··· Material provided ···

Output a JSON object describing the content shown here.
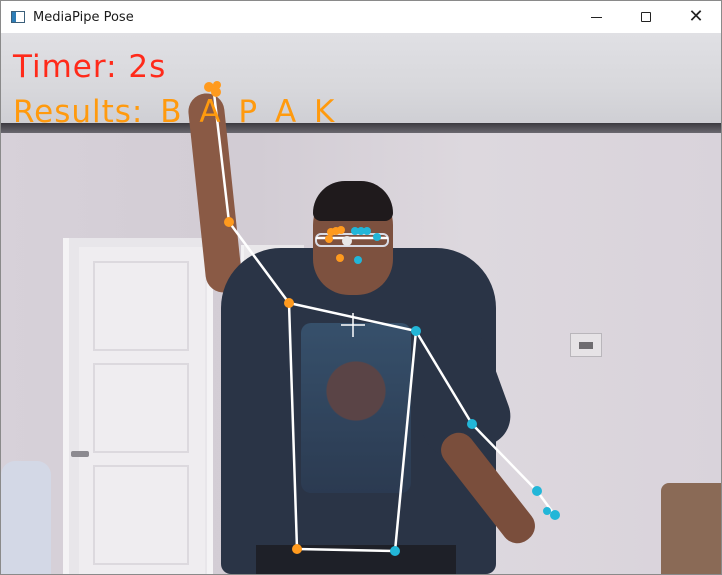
{
  "window": {
    "title": "MediaPipe Pose",
    "icon": "app-window-icon",
    "controls": {
      "minimize_icon": "minimize-icon",
      "maximize_icon": "maximize-icon",
      "close_icon": "close-icon"
    }
  },
  "overlay": {
    "timer_text": "Timer: 2s",
    "results_text": "Results: B A P A K",
    "colors": {
      "timer": "#ff2a1a",
      "results": "#ff9a0e",
      "skeleton_line": "#ffffff",
      "left_landmark": "#ff9a1e",
      "right_landmark": "#22b6d8"
    }
  }
}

···

What the exercise asks ▸
Copy all the entries word for word. Omit any pictures.

Reply ▸
Output a JSON object describing the content shown here.
{
  "window": {
    "title": "MediaPipe Pose",
    "icon": "app-window-icon",
    "controls": {
      "minimize_icon": "minimize-icon",
      "maximize_icon": "maximize-icon",
      "close_icon": "close-icon"
    }
  },
  "overlay": {
    "timer_text": "Timer: 2s",
    "results_text": "Results: B A P A K",
    "colors": {
      "timer": "#ff2a1a",
      "results": "#ff9a0e",
      "skeleton_line": "#ffffff",
      "left_landmark": "#ff9a1e",
      "right_landmark": "#22b6d8"
    }
  }
}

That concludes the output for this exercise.